Extracted data
==================================================
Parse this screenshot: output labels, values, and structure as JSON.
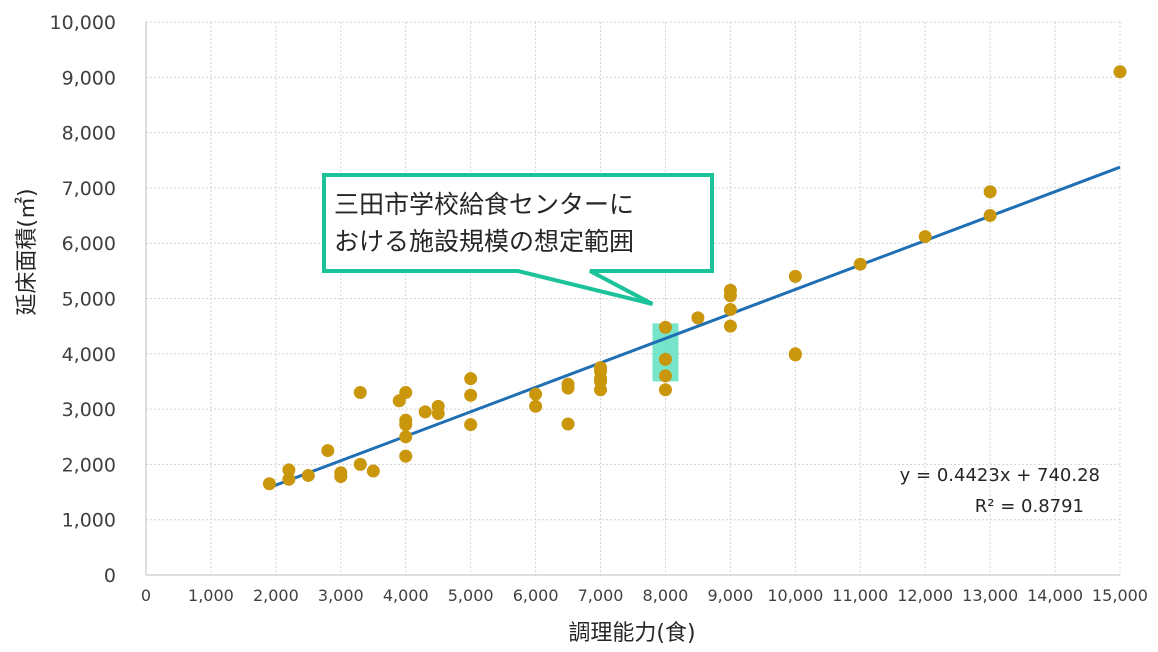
{
  "chart_data": {
    "type": "scatter",
    "xlabel": "調理能力(食)",
    "ylabel": "延床面積(㎡)",
    "xlim": [
      0,
      15000
    ],
    "ylim": [
      0,
      10000
    ],
    "x_ticks": [
      "0",
      "1,000",
      "2,000",
      "3,000",
      "4,000",
      "5,000",
      "6,000",
      "7,000",
      "8,000",
      "9,000",
      "10,000",
      "11,000",
      "12,000",
      "13,000",
      "14,000",
      "15,000"
    ],
    "y_ticks": [
      "0",
      "1,000",
      "2,000",
      "3,000",
      "4,000",
      "5,000",
      "6,000",
      "7,000",
      "8,000",
      "9,000",
      "10,000"
    ],
    "grid": true,
    "point_color": "#C9960C",
    "trend_color": "#1F6FB5",
    "points": [
      {
        "x": 1900,
        "y": 1650
      },
      {
        "x": 2200,
        "y": 1900
      },
      {
        "x": 2200,
        "y": 1730
      },
      {
        "x": 2500,
        "y": 1800
      },
      {
        "x": 2800,
        "y": 2250
      },
      {
        "x": 3000,
        "y": 1850
      },
      {
        "x": 3000,
        "y": 1780
      },
      {
        "x": 3300,
        "y": 3300
      },
      {
        "x": 3300,
        "y": 2000
      },
      {
        "x": 3500,
        "y": 1880
      },
      {
        "x": 3900,
        "y": 3150
      },
      {
        "x": 4000,
        "y": 3300
      },
      {
        "x": 4000,
        "y": 2800
      },
      {
        "x": 4000,
        "y": 2720
      },
      {
        "x": 4000,
        "y": 2500
      },
      {
        "x": 4000,
        "y": 2150
      },
      {
        "x": 4300,
        "y": 2950
      },
      {
        "x": 4500,
        "y": 3050
      },
      {
        "x": 4500,
        "y": 2920
      },
      {
        "x": 5000,
        "y": 3550
      },
      {
        "x": 5000,
        "y": 3250
      },
      {
        "x": 5000,
        "y": 2720
      },
      {
        "x": 6000,
        "y": 3270
      },
      {
        "x": 6000,
        "y": 3050
      },
      {
        "x": 6500,
        "y": 3450
      },
      {
        "x": 6500,
        "y": 3380
      },
      {
        "x": 6500,
        "y": 2730
      },
      {
        "x": 7000,
        "y": 3750
      },
      {
        "x": 7000,
        "y": 3680
      },
      {
        "x": 7000,
        "y": 3550
      },
      {
        "x": 7000,
        "y": 3500
      },
      {
        "x": 7000,
        "y": 3350
      },
      {
        "x": 8000,
        "y": 4480
      },
      {
        "x": 8000,
        "y": 3900
      },
      {
        "x": 8000,
        "y": 3600
      },
      {
        "x": 8000,
        "y": 3350
      },
      {
        "x": 8500,
        "y": 4650
      },
      {
        "x": 9000,
        "y": 5150
      },
      {
        "x": 9000,
        "y": 5050
      },
      {
        "x": 9000,
        "y": 4800
      },
      {
        "x": 9000,
        "y": 4500
      },
      {
        "x": 10000,
        "y": 5400
      },
      {
        "x": 10000,
        "y": 4000
      },
      {
        "x": 10000,
        "y": 3980
      },
      {
        "x": 11000,
        "y": 5620
      },
      {
        "x": 12000,
        "y": 6120
      },
      {
        "x": 13000,
        "y": 6930
      },
      {
        "x": 13000,
        "y": 6500
      },
      {
        "x": 15000,
        "y": 9100
      }
    ],
    "trendline": {
      "slope": 0.4423,
      "intercept": 740.28,
      "x_range": [
        1900,
        15000
      ],
      "equation_label": "y = 0.4423x + 740.28",
      "r2_label": "R² = 0.8791"
    },
    "highlight": {
      "x_range": [
        7800,
        8200
      ],
      "y_range": [
        3500,
        4550
      ],
      "color": "#5FE0C0"
    },
    "annotation": {
      "lines": [
        "三田市学校給食センターに",
        "ける施設規模の想定範囲"
      ],
      "first_char_line2": "お",
      "border_color": "#1BC29A",
      "pointer_to": {
        "x": 7800,
        "y": 4900
      }
    }
  }
}
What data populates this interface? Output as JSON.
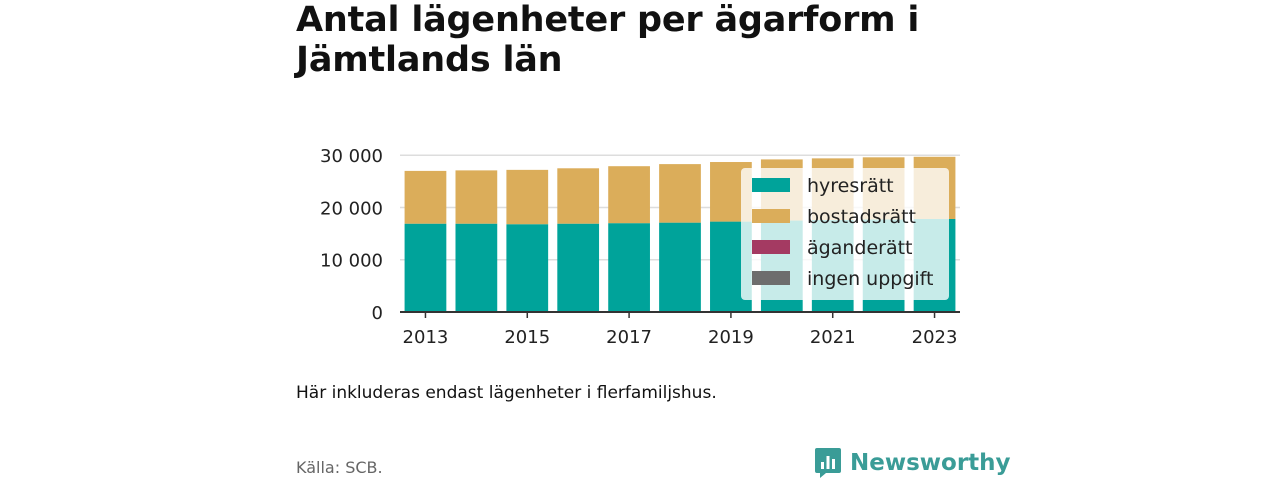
==================================================
Your objective
From the listing above, collect every line that mentions the word "JSON".

Finished task
Parse this screenshot: output labels, values, and structure as JSON.
What data populates this interface? Output as JSON.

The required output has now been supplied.